What to work on
Would you transcribe the listing that follows, character for character, and omit its images?

------------------------------

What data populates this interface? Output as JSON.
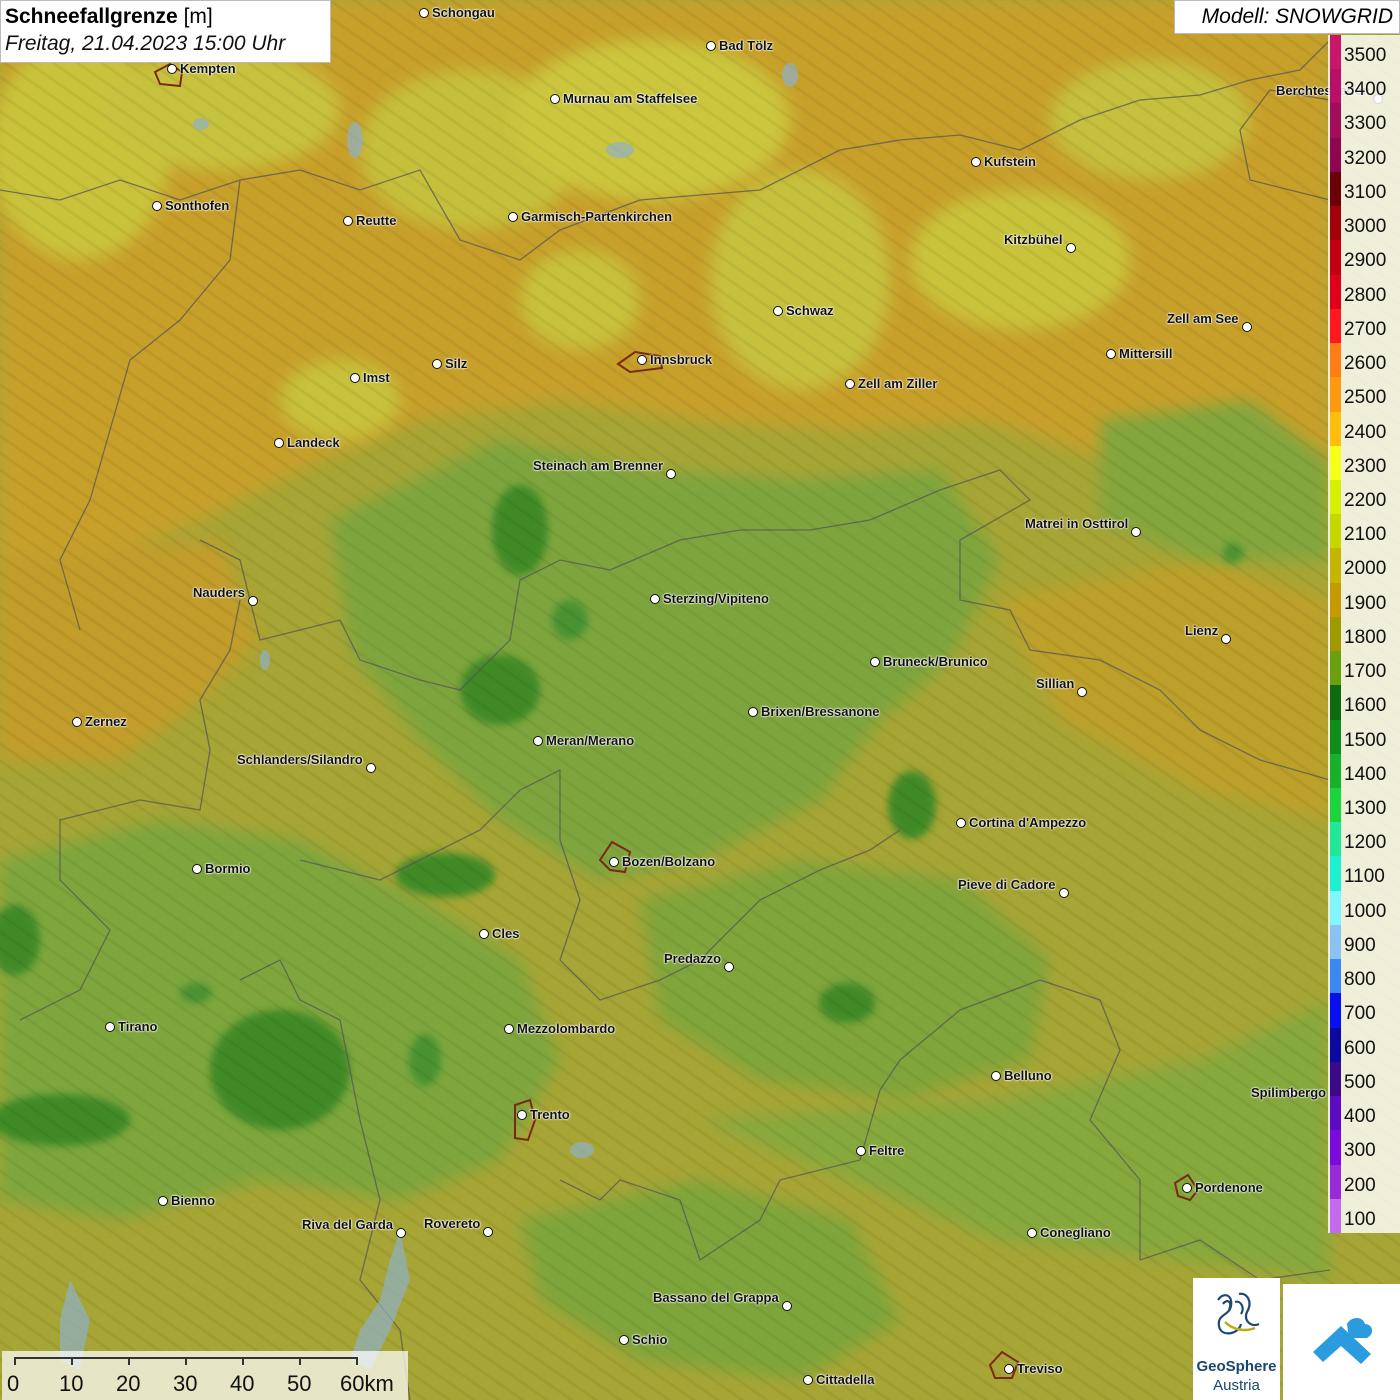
{
  "title": {
    "main": "Schneefallgrenze",
    "unit": "[m]",
    "datetime": "Freitag, 21.04.2023 15:00 Uhr"
  },
  "model": {
    "label": "Modell: SNOWGRID"
  },
  "legend": [
    {
      "value": "3500",
      "color": "#c8166b"
    },
    {
      "value": "3400",
      "color": "#b80f68"
    },
    {
      "value": "3300",
      "color": "#a20c5c"
    },
    {
      "value": "3200",
      "color": "#8e0652"
    },
    {
      "value": "3100",
      "color": "#6a0008"
    },
    {
      "value": "3000",
      "color": "#a30009"
    },
    {
      "value": "2900",
      "color": "#c30010"
    },
    {
      "value": "2800",
      "color": "#e0001c"
    },
    {
      "value": "2700",
      "color": "#ff1820"
    },
    {
      "value": "2600",
      "color": "#ff7d14"
    },
    {
      "value": "2500",
      "color": "#ff9a10"
    },
    {
      "value": "2400",
      "color": "#ffbe0c"
    },
    {
      "value": "2300",
      "color": "#f6ff19"
    },
    {
      "value": "2200",
      "color": "#d5f000"
    },
    {
      "value": "2100",
      "color": "#c8d600"
    },
    {
      "value": "2000",
      "color": "#c4b600"
    },
    {
      "value": "1900",
      "color": "#c49a00"
    },
    {
      "value": "1800",
      "color": "#a09a00"
    },
    {
      "value": "1700",
      "color": "#6aa010"
    },
    {
      "value": "1600",
      "color": "#0e6b10"
    },
    {
      "value": "1500",
      "color": "#0f8d1a"
    },
    {
      "value": "1400",
      "color": "#18b22a"
    },
    {
      "value": "1300",
      "color": "#1ed43c"
    },
    {
      "value": "1200",
      "color": "#21e899"
    },
    {
      "value": "1100",
      "color": "#1ef0d2"
    },
    {
      "value": "1000",
      "color": "#82f6ff"
    },
    {
      "value": "900",
      "color": "#8ac2f2"
    },
    {
      "value": "800",
      "color": "#3a88f0"
    },
    {
      "value": "700",
      "color": "#0a0ff0"
    },
    {
      "value": "600",
      "color": "#0a0aa0"
    },
    {
      "value": "500",
      "color": "#3a0a8a"
    },
    {
      "value": "400",
      "color": "#5c0ac4"
    },
    {
      "value": "300",
      "color": "#7a0ade"
    },
    {
      "value": "200",
      "color": "#9a2ad8"
    },
    {
      "value": "100",
      "color": "#c46aee"
    }
  ],
  "scalebar": {
    "labels": [
      "0",
      "10",
      "20",
      "30",
      "40",
      "50",
      "60km"
    ]
  },
  "logos": {
    "geosphere_line1": "GeoSphere",
    "geosphere_line2": "Austria"
  },
  "cities": [
    {
      "name": "Schongau",
      "label_side": "right"
    },
    {
      "name": "Bad Tölz",
      "label_side": "right"
    },
    {
      "name": "Kempten",
      "label_side": "right"
    },
    {
      "name": "Murnau am Staffelsee",
      "label_side": "right"
    },
    {
      "name": "Berchtesgaden",
      "label_side": "left"
    },
    {
      "name": "Kufstein",
      "label_side": "right"
    },
    {
      "name": "Sonthofen",
      "label_side": "right"
    },
    {
      "name": "Reutte",
      "label_side": "right"
    },
    {
      "name": "Garmisch-Partenkirchen",
      "label_side": "right"
    },
    {
      "name": "Kitzbühel",
      "label_side": "left"
    },
    {
      "name": "Schwaz",
      "label_side": "right"
    },
    {
      "name": "Zell am See",
      "label_side": "left"
    },
    {
      "name": "Mittersill",
      "label_side": "right"
    },
    {
      "name": "Imst",
      "label_side": "right"
    },
    {
      "name": "Silz",
      "label_side": "right"
    },
    {
      "name": "Innsbruck",
      "label_side": "right"
    },
    {
      "name": "Zell am Ziller",
      "label_side": "right"
    },
    {
      "name": "Landeck",
      "label_side": "right"
    },
    {
      "name": "Steinach am Brenner",
      "label_side": "left"
    },
    {
      "name": "Matrei in Osttirol",
      "label_side": "left"
    },
    {
      "name": "Nauders",
      "label_side": "left"
    },
    {
      "name": "Sterzing/Vipiteno",
      "label_side": "right"
    },
    {
      "name": "Lienz",
      "label_side": "left"
    },
    {
      "name": "Bruneck/Brunico",
      "label_side": "right"
    },
    {
      "name": "Sillian",
      "label_side": "left"
    },
    {
      "name": "Zernez",
      "label_side": "right"
    },
    {
      "name": "Brixen/Bressanone",
      "label_side": "right"
    },
    {
      "name": "Meran/Merano",
      "label_side": "right"
    },
    {
      "name": "Schlanders/Silandro",
      "label_side": "left"
    },
    {
      "name": "Cortina d'Ampezzo",
      "label_side": "right"
    },
    {
      "name": "Bormio",
      "label_side": "right"
    },
    {
      "name": "Bozen/Bolzano",
      "label_side": "right"
    },
    {
      "name": "Pieve di Cadore",
      "label_side": "left"
    },
    {
      "name": "Cles",
      "label_side": "right"
    },
    {
      "name": "Predazzo",
      "label_side": "left"
    },
    {
      "name": "Tirano",
      "label_side": "right"
    },
    {
      "name": "Mezzolombardo",
      "label_side": "right"
    },
    {
      "name": "Belluno",
      "label_side": "right"
    },
    {
      "name": "Spilimbergo",
      "label_side": "right"
    },
    {
      "name": "Trento",
      "label_side": "right"
    },
    {
      "name": "Feltre",
      "label_side": "right"
    },
    {
      "name": "Pordenone",
      "label_side": "right"
    },
    {
      "name": "Bienno",
      "label_side": "right"
    },
    {
      "name": "Riva del Garda",
      "label_side": "left"
    },
    {
      "name": "Rovereto",
      "label_side": "left"
    },
    {
      "name": "Conegliano",
      "label_side": "right"
    },
    {
      "name": "Bassano del Grappa",
      "label_side": "left"
    },
    {
      "name": "Schio",
      "label_side": "right"
    },
    {
      "name": "Treviso",
      "label_side": "right"
    },
    {
      "name": "Cittadella",
      "label_side": "right"
    }
  ]
}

------------------------------

Complete output
What data populates this interface? Output as JSON.
{
  "title": {
    "main": "Schneefallgrenze",
    "unit": "[m]",
    "datetime": "Freitag, 21.04.2023 15:00 Uhr"
  },
  "model": {
    "label": "Modell: SNOWGRID"
  },
  "legend": [
    {
      "value": "3500",
      "color": "#c8166b"
    },
    {
      "value": "3400",
      "color": "#b80f68"
    },
    {
      "value": "3300",
      "color": "#a20c5c"
    },
    {
      "value": "3200",
      "color": "#8e0652"
    },
    {
      "value": "3100",
      "color": "#6a0008"
    },
    {
      "value": "3000",
      "color": "#a30009"
    },
    {
      "value": "2900",
      "color": "#c30010"
    },
    {
      "value": "2800",
      "color": "#e0001c"
    },
    {
      "value": "2700",
      "color": "#ff1820"
    },
    {
      "value": "2600",
      "color": "#ff7d14"
    },
    {
      "value": "2500",
      "color": "#ff9a10"
    },
    {
      "value": "2400",
      "color": "#ffbe0c"
    },
    {
      "value": "2300",
      "color": "#f6ff19"
    },
    {
      "value": "2200",
      "color": "#d5f000"
    },
    {
      "value": "2100",
      "color": "#c8d600"
    },
    {
      "value": "2000",
      "color": "#c4b600"
    },
    {
      "value": "1900",
      "color": "#c49a00"
    },
    {
      "value": "1800",
      "color": "#a09a00"
    },
    {
      "value": "1700",
      "color": "#6aa010"
    },
    {
      "value": "1600",
      "color": "#0e6b10"
    },
    {
      "value": "1500",
      "color": "#0f8d1a"
    },
    {
      "value": "1400",
      "color": "#18b22a"
    },
    {
      "value": "1300",
      "color": "#1ed43c"
    },
    {
      "value": "1200",
      "color": "#21e899"
    },
    {
      "value": "1100",
      "color": "#1ef0d2"
    },
    {
      "value": "1000",
      "color": "#82f6ff"
    },
    {
      "value": "900",
      "color": "#8ac2f2"
    },
    {
      "value": "800",
      "color": "#3a88f0"
    },
    {
      "value": "700",
      "color": "#0a0ff0"
    },
    {
      "value": "600",
      "color": "#0a0aa0"
    },
    {
      "value": "500",
      "color": "#3a0a8a"
    },
    {
      "value": "400",
      "color": "#5c0ac4"
    },
    {
      "value": "300",
      "color": "#7a0ade"
    },
    {
      "value": "200",
      "color": "#9a2ad8"
    },
    {
      "value": "100",
      "color": "#c46aee"
    }
  ],
  "scalebar": {
    "labels": [
      "0",
      "10",
      "20",
      "30",
      "40",
      "50",
      "60km"
    ]
  },
  "logos": {
    "geosphere_line1": "GeoSphere",
    "geosphere_line2": "Austria"
  },
  "cities": [
    {
      "name": "Schongau",
      "label_side": "right"
    },
    {
      "name": "Bad Tölz",
      "label_side": "right"
    },
    {
      "name": "Kempten",
      "label_side": "right"
    },
    {
      "name": "Murnau am Staffelsee",
      "label_side": "right"
    },
    {
      "name": "Berchtesgaden",
      "label_side": "left"
    },
    {
      "name": "Kufstein",
      "label_side": "right"
    },
    {
      "name": "Sonthofen",
      "label_side": "right"
    },
    {
      "name": "Reutte",
      "label_side": "right"
    },
    {
      "name": "Garmisch-Partenkirchen",
      "label_side": "right"
    },
    {
      "name": "Kitzbühel",
      "label_side": "left"
    },
    {
      "name": "Schwaz",
      "label_side": "right"
    },
    {
      "name": "Zell am See",
      "label_side": "left"
    },
    {
      "name": "Mittersill",
      "label_side": "right"
    },
    {
      "name": "Imst",
      "label_side": "right"
    },
    {
      "name": "Silz",
      "label_side": "right"
    },
    {
      "name": "Innsbruck",
      "label_side": "right"
    },
    {
      "name": "Zell am Ziller",
      "label_side": "right"
    },
    {
      "name": "Landeck",
      "label_side": "right"
    },
    {
      "name": "Steinach am Brenner",
      "label_side": "left"
    },
    {
      "name": "Matrei in Osttirol",
      "label_side": "left"
    },
    {
      "name": "Nauders",
      "label_side": "left"
    },
    {
      "name": "Sterzing/Vipiteno",
      "label_side": "right"
    },
    {
      "name": "Lienz",
      "label_side": "left"
    },
    {
      "name": "Bruneck/Brunico",
      "label_side": "right"
    },
    {
      "name": "Sillian",
      "label_side": "left"
    },
    {
      "name": "Zernez",
      "label_side": "right"
    },
    {
      "name": "Brixen/Bressanone",
      "label_side": "right"
    },
    {
      "name": "Meran/Merano",
      "label_side": "right"
    },
    {
      "name": "Schlanders/Silandro",
      "label_side": "left"
    },
    {
      "name": "Cortina d'Ampezzo",
      "label_side": "right"
    },
    {
      "name": "Bormio",
      "label_side": "right"
    },
    {
      "name": "Bozen/Bolzano",
      "label_side": "right"
    },
    {
      "name": "Pieve di Cadore",
      "label_side": "left"
    },
    {
      "name": "Cles",
      "label_side": "right"
    },
    {
      "name": "Predazzo",
      "label_side": "left"
    },
    {
      "name": "Tirano",
      "label_side": "right"
    },
    {
      "name": "Mezzolombardo",
      "label_side": "right"
    },
    {
      "name": "Belluno",
      "label_side": "right"
    },
    {
      "name": "Spilimbergo",
      "label_side": "right"
    },
    {
      "name": "Trento",
      "label_side": "right"
    },
    {
      "name": "Feltre",
      "label_side": "right"
    },
    {
      "name": "Pordenone",
      "label_side": "right"
    },
    {
      "name": "Bienno",
      "label_side": "right"
    },
    {
      "name": "Riva del Garda",
      "label_side": "left"
    },
    {
      "name": "Rovereto",
      "label_side": "left"
    },
    {
      "name": "Conegliano",
      "label_side": "right"
    },
    {
      "name": "Bassano del Grappa",
      "label_side": "left"
    },
    {
      "name": "Schio",
      "label_side": "right"
    },
    {
      "name": "Treviso",
      "label_side": "right"
    },
    {
      "name": "Cittadella",
      "label_side": "right"
    }
  ]
}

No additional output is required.